» **Given task**
Make an exact copy of the data below, leaving out every picture.

___ Data entries

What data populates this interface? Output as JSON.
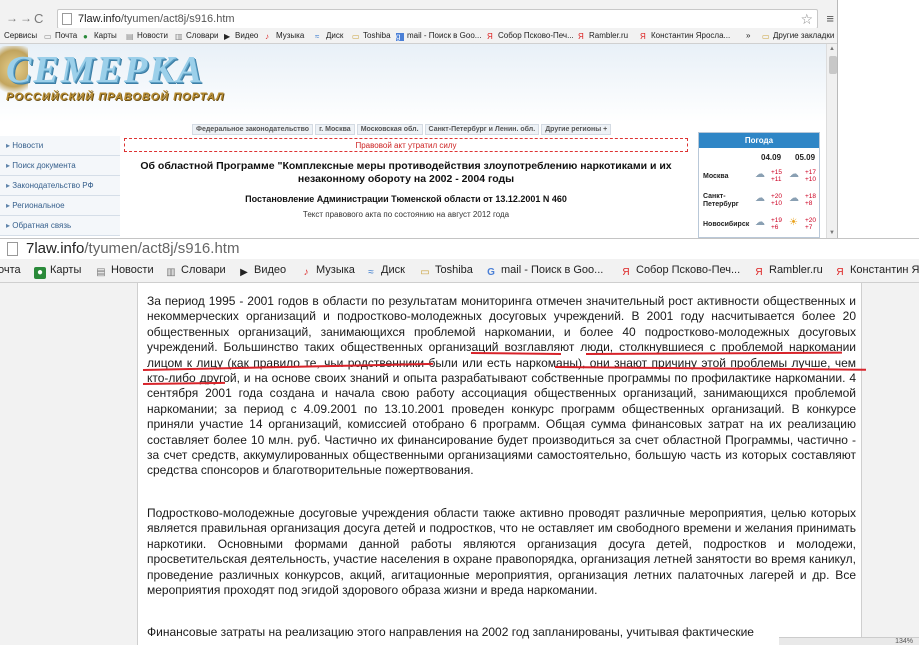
{
  "top_browser": {
    "url_host": "7law.info",
    "url_path": "/tyumen/act8j/s916.htm",
    "bookmarks": [
      "Сервисы",
      "Почта",
      "Карты",
      "Новости",
      "Словари",
      "Видео",
      "Музыка",
      "Диск",
      "Toshiba",
      "mail - Поиск в Goo...",
      "Собор Псково-Печ...",
      "Rambler.ru",
      "Константин Яросла..."
    ],
    "more_label": "»",
    "other_bookmarks": "Другие закладки"
  },
  "site": {
    "logo": "СЕМЕРКА",
    "logo_sub": "РОССИЙСКИЙ ПРАВОВОЙ ПОРТАЛ",
    "left_nav": [
      "Новости",
      "Поиск документа",
      "Законодательство РФ",
      "Региональное",
      "Обратная связь"
    ],
    "tabs": [
      "Федеральное законодательство",
      "г. Москва",
      "Московская обл.",
      "Санкт-Петербург и Ленин. обл.",
      "Другие регионы +"
    ],
    "act_banner": "Правовой акт утратил силу",
    "act_title": "Об областной Программе \"Комплексные меры противодействия злоупотреблению наркотиками и их незаконному обороту на 2002 - 2004 годы",
    "act_subtitle": "Постановление Администрации Тюменской области от 13.12.2001 N 460",
    "act_state": "Текст правового акта по состоянию на август 2012 года",
    "weather": {
      "title": "Погода",
      "dates": [
        "04.09",
        "05.09"
      ],
      "cities": [
        {
          "name": "Москва",
          "d1": [
            "+15",
            "+11"
          ],
          "d2": [
            "+17",
            "+10"
          ]
        },
        {
          "name": "Санкт-Петербург",
          "d1": [
            "+20",
            "+10"
          ],
          "d2": [
            "+18",
            "+8"
          ]
        },
        {
          "name": "Новосибирск",
          "d1": [
            "+19",
            "+6"
          ],
          "d2": [
            "+20",
            "+7"
          ]
        }
      ]
    }
  },
  "big_browser": {
    "url_host": "7law.info",
    "url_path": "/tyumen/act8j/s916.htm",
    "bookmarks": [
      "очта",
      "Карты",
      "Новости",
      "Словари",
      "Видео",
      "Музыка",
      "Диск",
      "Toshiba",
      "mail - Поиск в Goo...",
      "Собор Псково-Печ...",
      "Rambler.ru",
      "Константин Я"
    ]
  },
  "article": {
    "p1_a": "За период 1995 - 2001 годов в области по результатам мониторинга отмечен значительный рост активности общественных и некоммерческих организаций и подростково-молодежных досуговых учреждений. В 2001 году насчитывается более 20 общественных организаций, занимающихся проблемой наркомании, и более 40 подростково-молодежных досуговых учреждений. ",
    "p1_b": "Большинство таких общественных организаций возглавляют люди, столкнувшиеся с проблемой наркомании лицом к лицу (как правило те, чьи родственники были или есть наркоманы)",
    "p1_c": ", они знают причину этой проблемы лучше, чем кто-либо другой, и на основе своих знаний и опыта разрабатывают собственные программы по профилактике наркомании. 4 сентября 2001 года создана и начала свою работу ассоциация общественных организаций, занимающихся проблемой наркомании; за период с 4.09.2001 по 13.10.2001 проведен конкурс программ общественных организаций. В конкурсе приняли участие 14 организаций, комиссией отобрано 6 программ. Общая сумма финансовых затрат на их реализацию составляет более 10 млн. руб. Частично их финансирование будет производиться за счет областной Программы, частично - за счет средств, аккумулированных общественными организациями самостоятельно, большую часть из которых составляют средства спонсоров и благотворительные пожертвования.",
    "p2": "Подростково-молодежные досуговые учреждения области также активно проводят различные мероприятия, целью которых является правильная организация досуга детей и подростков, что не оставляет им свободного времени и желания принимать наркотики. Основными формами данной работы являются организация досуга детей, подростков и молодежи, просветительская деятельность, участие населения в охране правопорядка, организация летней занятости во время каникул, проведение различных конкурсов, акций, агитационные мероприятия, организация летних палаточных лагерей и др. Все мероприятия проходят под эгидой здорового образа жизни и вреда наркомании.",
    "p3": "Финансовые затраты на реализацию этого направления на 2002 год запланированы, учитывая фактические"
  },
  "status": {
    "zoom": "134%"
  }
}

______

» **Task response**
What data populates this interface? Output as JSON.
{
  "top_browser": {
    "url_host": "7law.info",
    "url_path": "/tyumen/act8j/s916.htm",
    "bookmarks": [
      "Сервисы",
      "Почта",
      "Карты",
      "Новости",
      "Словари",
      "Видео",
      "Музыка",
      "Диск",
      "Toshiba",
      "mail - Поиск в Goo...",
      "Собор Псково-Печ...",
      "Rambler.ru",
      "Константин Яросла..."
    ],
    "more_label": "»",
    "other_bookmarks": "Другие закладки"
  },
  "site": {
    "logo": "СЕМЕРКА",
    "logo_sub": "РОССИЙСКИЙ ПРАВОВОЙ ПОРТАЛ",
    "left_nav": [
      "Новости",
      "Поиск документа",
      "Законодательство РФ",
      "Региональное",
      "Обратная связь"
    ],
    "tabs": [
      "Федеральное законодательство",
      "г. Москва",
      "Московская обл.",
      "Санкт-Петербург и Ленин. обл.",
      "Другие регионы +"
    ],
    "act_banner": "Правовой акт утратил силу",
    "act_title": "Об областной Программе \"Комплексные меры противодействия злоупотреблению наркотиками и их незаконному обороту на 2002 - 2004 годы",
    "act_subtitle": "Постановление Администрации Тюменской области от 13.12.2001 N 460",
    "act_state": "Текст правового акта по состоянию на август 2012 года",
    "weather": {
      "title": "Погода",
      "dates": [
        "04.09",
        "05.09"
      ],
      "cities": [
        {
          "name": "Москва",
          "d1": [
            "+15",
            "+11"
          ],
          "d2": [
            "+17",
            "+10"
          ]
        },
        {
          "name": "Санкт-Петербург",
          "d1": [
            "+20",
            "+10"
          ],
          "d2": [
            "+18",
            "+8"
          ]
        },
        {
          "name": "Новосибирск",
          "d1": [
            "+19",
            "+6"
          ],
          "d2": [
            "+20",
            "+7"
          ]
        }
      ]
    }
  },
  "big_browser": {
    "url_host": "7law.info",
    "url_path": "/tyumen/act8j/s916.htm",
    "bookmarks": [
      "очта",
      "Карты",
      "Новости",
      "Словари",
      "Видео",
      "Музыка",
      "Диск",
      "Toshiba",
      "mail - Поиск в Goo...",
      "Собор Псково-Печ...",
      "Rambler.ru",
      "Константин Я"
    ]
  },
  "article": {
    "p1_a": "За период 1995 - 2001 годов в области по результатам мониторинга отмечен значительный рост активности общественных и некоммерческих организаций и подростково-молодежных досуговых учреждений. В 2001 году насчитывается более 20 общественных организаций, занимающихся проблемой наркомании, и более 40 подростково-молодежных досуговых учреждений. ",
    "p1_b": "Большинство таких общественных организаций возглавляют люди, столкнувшиеся с проблемой наркомании лицом к лицу (как правило те, чьи родственники были или есть наркоманы)",
    "p1_c": ", они знают причину этой проблемы лучше, чем кто-либо другой, и на основе своих знаний и опыта разрабатывают собственные программы по профилактике наркомании. 4 сентября 2001 года создана и начала свою работу ассоциация общественных организаций, занимающихся проблемой наркомании; за период с 4.09.2001 по 13.10.2001 проведен конкурс программ общественных организаций. В конкурсе приняли участие 14 организаций, комиссией отобрано 6 программ. Общая сумма финансовых затрат на их реализацию составляет более 10 млн. руб. Частично их финансирование будет производиться за счет областной Программы, частично - за счет средств, аккумулированных общественными организациями самостоятельно, большую часть из которых составляют средства спонсоров и благотворительные пожертвования.",
    "p2": "Подростково-молодежные досуговые учреждения области также активно проводят различные мероприятия, целью которых является правильная организация досуга детей и подростков, что не оставляет им свободного времени и желания принимать наркотики. Основными формами данной работы являются организация досуга детей, подростков и молодежи, просветительская деятельность, участие населения в охране правопорядка, организация летней занятости во время каникул, проведение различных конкурсов, акций, агитационные мероприятия, организация летних палаточных лагерей и др. Все мероприятия проходят под эгидой здорового образа жизни и вреда наркомании.",
    "p3": "Финансовые затраты на реализацию этого направления на 2002 год запланированы, учитывая фактические"
  },
  "status": {
    "zoom": "134%"
  }
}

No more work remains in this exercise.